Convert each of the lines below into a JSON list of strings, one string per line, leaving out any blank lines.
··· DATA IN THIS EXERCISE ···
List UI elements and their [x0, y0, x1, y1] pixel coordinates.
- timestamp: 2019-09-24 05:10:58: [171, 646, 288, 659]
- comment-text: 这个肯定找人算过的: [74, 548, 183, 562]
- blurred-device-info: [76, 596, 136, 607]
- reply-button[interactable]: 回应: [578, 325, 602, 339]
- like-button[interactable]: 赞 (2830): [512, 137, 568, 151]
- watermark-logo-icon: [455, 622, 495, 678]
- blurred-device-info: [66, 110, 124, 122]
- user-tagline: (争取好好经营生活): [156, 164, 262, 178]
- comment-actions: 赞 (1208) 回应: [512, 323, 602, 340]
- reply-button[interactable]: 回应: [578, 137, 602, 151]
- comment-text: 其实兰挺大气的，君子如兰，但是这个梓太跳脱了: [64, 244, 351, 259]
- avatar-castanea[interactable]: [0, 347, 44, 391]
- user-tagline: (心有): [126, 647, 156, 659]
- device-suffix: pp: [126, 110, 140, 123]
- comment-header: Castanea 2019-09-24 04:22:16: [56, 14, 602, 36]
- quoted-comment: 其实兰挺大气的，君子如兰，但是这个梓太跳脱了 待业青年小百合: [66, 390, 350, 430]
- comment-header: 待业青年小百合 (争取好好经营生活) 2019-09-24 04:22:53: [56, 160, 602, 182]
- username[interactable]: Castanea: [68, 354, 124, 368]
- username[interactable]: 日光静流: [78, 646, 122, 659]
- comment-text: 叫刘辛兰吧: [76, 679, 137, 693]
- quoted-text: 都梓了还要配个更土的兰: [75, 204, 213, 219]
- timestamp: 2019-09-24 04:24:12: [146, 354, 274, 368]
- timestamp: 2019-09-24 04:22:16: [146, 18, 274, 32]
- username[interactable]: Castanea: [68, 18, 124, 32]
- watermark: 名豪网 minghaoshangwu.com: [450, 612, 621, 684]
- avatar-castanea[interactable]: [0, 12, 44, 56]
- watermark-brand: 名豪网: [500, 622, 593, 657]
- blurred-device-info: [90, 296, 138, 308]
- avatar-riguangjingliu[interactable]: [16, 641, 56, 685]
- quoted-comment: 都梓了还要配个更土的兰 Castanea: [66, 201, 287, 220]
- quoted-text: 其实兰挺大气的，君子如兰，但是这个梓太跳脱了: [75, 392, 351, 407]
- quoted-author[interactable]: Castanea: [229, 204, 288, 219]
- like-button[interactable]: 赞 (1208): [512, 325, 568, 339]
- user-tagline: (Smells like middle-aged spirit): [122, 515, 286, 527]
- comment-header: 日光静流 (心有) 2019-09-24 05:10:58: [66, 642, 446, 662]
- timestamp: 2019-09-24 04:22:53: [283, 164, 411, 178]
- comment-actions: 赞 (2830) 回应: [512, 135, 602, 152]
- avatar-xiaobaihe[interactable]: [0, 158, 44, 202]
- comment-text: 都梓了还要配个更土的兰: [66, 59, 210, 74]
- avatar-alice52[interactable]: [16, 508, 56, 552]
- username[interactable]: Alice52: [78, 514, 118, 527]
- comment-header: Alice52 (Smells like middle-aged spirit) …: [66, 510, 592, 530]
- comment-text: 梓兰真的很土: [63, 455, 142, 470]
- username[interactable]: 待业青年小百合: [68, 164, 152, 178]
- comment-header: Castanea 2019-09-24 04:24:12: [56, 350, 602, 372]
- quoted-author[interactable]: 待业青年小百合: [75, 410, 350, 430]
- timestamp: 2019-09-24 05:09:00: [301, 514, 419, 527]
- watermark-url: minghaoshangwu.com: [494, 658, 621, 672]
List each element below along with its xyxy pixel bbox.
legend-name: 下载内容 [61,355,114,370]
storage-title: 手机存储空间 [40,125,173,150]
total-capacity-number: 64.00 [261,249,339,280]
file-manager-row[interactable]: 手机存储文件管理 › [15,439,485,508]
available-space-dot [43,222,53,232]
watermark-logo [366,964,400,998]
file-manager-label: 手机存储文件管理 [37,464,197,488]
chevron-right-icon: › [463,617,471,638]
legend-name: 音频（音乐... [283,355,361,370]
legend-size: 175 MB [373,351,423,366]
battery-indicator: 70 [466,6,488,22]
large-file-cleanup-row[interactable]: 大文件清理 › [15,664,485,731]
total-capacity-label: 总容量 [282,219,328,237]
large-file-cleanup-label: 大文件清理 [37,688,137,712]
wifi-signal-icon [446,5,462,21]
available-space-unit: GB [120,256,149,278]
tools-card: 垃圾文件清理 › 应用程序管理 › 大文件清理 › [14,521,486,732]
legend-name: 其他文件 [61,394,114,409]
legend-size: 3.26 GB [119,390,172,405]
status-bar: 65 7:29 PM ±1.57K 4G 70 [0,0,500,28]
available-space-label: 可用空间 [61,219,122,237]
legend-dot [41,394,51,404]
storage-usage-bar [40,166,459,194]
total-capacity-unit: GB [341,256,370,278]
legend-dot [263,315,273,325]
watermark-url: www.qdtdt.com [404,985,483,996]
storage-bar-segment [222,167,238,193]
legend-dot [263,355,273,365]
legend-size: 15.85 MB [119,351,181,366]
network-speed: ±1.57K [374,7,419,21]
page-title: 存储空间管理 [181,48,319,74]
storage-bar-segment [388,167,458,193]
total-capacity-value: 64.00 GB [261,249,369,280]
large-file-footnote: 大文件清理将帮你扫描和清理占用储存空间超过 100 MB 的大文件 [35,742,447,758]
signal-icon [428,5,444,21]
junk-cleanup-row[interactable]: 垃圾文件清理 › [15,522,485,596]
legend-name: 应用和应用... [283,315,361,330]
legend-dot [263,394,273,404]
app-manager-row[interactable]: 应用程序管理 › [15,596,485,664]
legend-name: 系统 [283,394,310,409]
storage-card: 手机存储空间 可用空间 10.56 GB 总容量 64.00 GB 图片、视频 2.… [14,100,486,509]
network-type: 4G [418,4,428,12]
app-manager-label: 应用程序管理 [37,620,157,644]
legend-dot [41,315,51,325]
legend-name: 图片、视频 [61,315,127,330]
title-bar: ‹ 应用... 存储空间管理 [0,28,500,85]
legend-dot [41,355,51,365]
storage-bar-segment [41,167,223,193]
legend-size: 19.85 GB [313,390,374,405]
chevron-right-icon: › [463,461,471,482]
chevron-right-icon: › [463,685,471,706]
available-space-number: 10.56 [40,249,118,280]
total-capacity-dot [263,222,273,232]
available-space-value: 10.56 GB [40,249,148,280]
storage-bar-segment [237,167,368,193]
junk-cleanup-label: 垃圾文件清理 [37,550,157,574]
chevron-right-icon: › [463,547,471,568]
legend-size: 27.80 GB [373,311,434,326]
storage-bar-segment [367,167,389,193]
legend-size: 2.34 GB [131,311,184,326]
···
**COMPLETED EXERCISE:**
[
  "List UI elements and their [x0, y0, x1, y1] pixel coordinates.",
  "- timestamp: 2019-09-24 05:10:58: [171, 646, 288, 659]",
  "- comment-text: 这个肯定找人算过的: [74, 548, 183, 562]",
  "- blurred-device-info: [76, 596, 136, 607]",
  "- reply-button[interactable]: 回应: [578, 325, 602, 339]",
  "- like-button[interactable]: 赞 (2830): [512, 137, 568, 151]",
  "- watermark-logo-icon: [455, 622, 495, 678]",
  "- blurred-device-info: [66, 110, 124, 122]",
  "- user-tagline: (争取好好经营生活): [156, 164, 262, 178]",
  "- comment-actions: 赞 (1208) 回应: [512, 323, 602, 340]",
  "- reply-button[interactable]: 回应: [578, 137, 602, 151]",
  "- comment-text: 其实兰挺大气的，君子如兰，但是这个梓太跳脱了: [64, 244, 351, 259]",
  "- avatar-castanea[interactable]: [0, 347, 44, 391]",
  "- user-tagline: (心有): [126, 647, 156, 659]",
  "- device-suffix: pp: [126, 110, 140, 123]",
  "- comment-header: Castanea 2019-09-24 04:22:16: [56, 14, 602, 36]",
  "- quoted-comment: 其实兰挺大气的，君子如兰，但是这个梓太跳脱了 待业青年小百合: [66, 390, 350, 430]",
  "- comment-header: 待业青年小百合 (争取好好经营生活) 2019-09-24 04:22:53: [56, 160, 602, 182]",
  "- username[interactable]: Castanea: [68, 354, 124, 368]",
  "- username[interactable]: 日光静流: [78, 646, 122, 659]",
  "- comment-text: 叫刘辛兰吧: [76, 679, 137, 693]",
  "- quoted-text: 都梓了还要配个更土的兰: [75, 204, 213, 219]",
  "- timestamp: 2019-09-24 04:24:12: [146, 354, 274, 368]",
  "- timestamp: 2019-09-24 04:22:16: [146, 18, 274, 32]",
  "- username[interactable]: Castanea: [68, 18, 124, 32]",
  "- watermark: 名豪网 minghaoshangwu.com: [450, 612, 621, 684]",
  "- avatar-castanea[interactable]: [0, 12, 44, 56]",
  "- watermark-brand: 名豪网: [500, 622, 593, 657]",
  "- blurred-device-info: [90, 296, 138, 308]",
  "- avatar-riguangjingliu[interactable]: [16, 641, 56, 685]",
  "- quoted-comment: 都梓了还要配个更土的兰 Castanea: [66, 201, 287, 220]",
  "- quoted-text: 其实兰挺大气的，君子如兰，但是这个梓太跳脱了: [75, 392, 351, 407]",
  "- quoted-author[interactable]: Castanea: [229, 204, 288, 219]",
  "- like-button[interactable]: 赞 (1208): [512, 325, 568, 339]",
  "- user-tagline: (Smells like middle-aged spirit): [122, 515, 286, 527]",
  "- comment-header: 日光静流 (心有) 2019-09-24 05:10:58: [66, 642, 446, 662]",
  "- timestamp: 2019-09-24 04:22:53: [283, 164, 411, 178]",
  "- comment-actions: 赞 (2830) 回应: [512, 135, 602, 152]",
  "- avatar-xiaobaihe[interactable]: [0, 158, 44, 202]",
  "- comment-text: 都梓了还要配个更土的兰: [66, 59, 210, 74]",
  "- avatar-alice52[interactable]: [16, 508, 56, 552]",
  "- username[interactable]: Alice52: [78, 514, 118, 527]",
  "- comment-header: Alice52 (Smells like middle-aged spirit) …: [66, 510, 592, 530]",
  "- comment-text: 梓兰真的很土: [63, 455, 142, 470]",
  "- username[interactable]: 待业青年小百合: [68, 164, 152, 178]",
  "- comment-header: Castanea 2019-09-24 04:24:12: [56, 350, 602, 372]",
  "- quoted-author[interactable]: 待业青年小百合: [75, 410, 350, 430]",
  "- timestamp: 2019-09-24 05:09:00: [301, 514, 419, 527]",
  "- watermark-url: minghaoshangwu.com: [494, 658, 621, 672]",
  "List each element below along with its xyxy pixel bbox.",
  "legend-name: 下载内容 [61,355,114,370]",
  "storage-title: 手机存储空间 [40,125,173,150]",
  "total-capacity-number: 64.00 [261,249,339,280]",
  "file-manager-row[interactable]: 手机存储文件管理 › [15,439,485,508]",
  "available-space-dot [43,222,53,232]",
  "watermark-logo [366,964,400,998]",
  "file-manager-label: 手机存储文件管理 [37,464,197,488]",
  "chevron-right-icon: › [463,617,471,638]",
  "legend-name: 音频（音乐... [283,355,361,370]",
  "legend-size: 175 MB [373,351,423,366]",
  "battery-indicator: 70 [466,6,488,22]",
  "large-file-cleanup-row[interactable]: 大文件清理 › [15,664,485,731]",
  "total-capacity-label: 总容量 [282,219,328,237]",
  "large-file-cleanup-label: 大文件清理 [37,688,137,712]",
  "wifi-signal-icon [446,5,462,21]",
  "available-space-unit: GB [120,256,149,278]",
  "tools-card: 垃圾文件清理 › 应用程序管理 › 大文件清理 › [14,521,486,732]",
  "legend-name: 其他文件 [61,394,114,409]",
  "legend-size: 3.26 GB [119,390,172,405]",
  "status-bar: 65 7:29 PM ±1.57K 4G 70 [0,0,500,28]",
  "available-space-label: 可用空间 [61,219,122,237]",
  "legend-dot [41,394,51,404]",
  "storage-usage-bar [40,166,459,194]",
  "total-capacity-unit: GB [341,256,370,278]",
  "legend-dot [263,315,273,325]",
  "watermark-url: www.qdtdt.com [404,985,483,996]",
  "storage-bar-segment [222,167,238,193]",
  "legend-dot [263,355,273,365]",
  "legend-size: 15.85 MB [119,351,181,366]",
  "network-speed: ±1.57K [374,7,419,21]",
  "page-title: 存储空间管理 [181,48,319,74]",
  "storage-bar-segment [388,167,458,193]",
  "total-capacity-value: 64.00 GB [261,249,369,280]",
  "large-file-footnote: 大文件清理将帮你扫描和清理占用储存空间超过 100 MB 的大文件 [35,742,447,758]",
  "signal-icon [428,5,444,21]",
  "junk-cleanup-row[interactable]: 垃圾文件清理 › [15,522,485,596]",
  "legend-name: 应用和应用... [283,315,361,330]",
  "legend-dot [263,394,273,404]",
  "app-manager-row[interactable]: 应用程序管理 › [15,596,485,664]",
  "legend-name: 系统 [283,394,310,409]",
  "storage-card: 手机存储空间 可用空间 10.56 GB 总容量 64.00 GB 图片、视频 2.… [14,100,486,509]",
  "network-type: 4G [418,4,428,12]",
  "app-manager-label: 应用程序管理 [37,620,157,644]",
  "legend-dot [41,315,51,325]",
  "legend-name: 图片、视频 [61,315,127,330]",
  "title-bar: ‹ 应用... 存储空间管理 [0,28,500,85]",
  "legend-dot [41,355,51,365]",
  "storage-bar-segment [41,167,223,193]",
  "legend-size: 19.85 GB [313,390,374,405]",
  "chevron-right-icon: › [463,461,471,482]",
  "chevron-right-icon: › [463,685,471,706]",
  "available-space-number: 10.56 [40,249,118,280]",
  "total-capacity-dot [263,222,273,232]",
  "available-space-value: 10.56 GB [40,249,148,280]",
  "storage-bar-segment [237,167,368,193]",
  "junk-cleanup-label: 垃圾文件清理 [37,550,157,574]",
  "chevron-right-icon: › [463,547,471,568]",
  "legend-size: 27.80 GB [373,311,434,326]",
  "storage-bar-segment [367,167,389,193]",
  "legend-size: 2.34 GB [131,311,184,326]"
]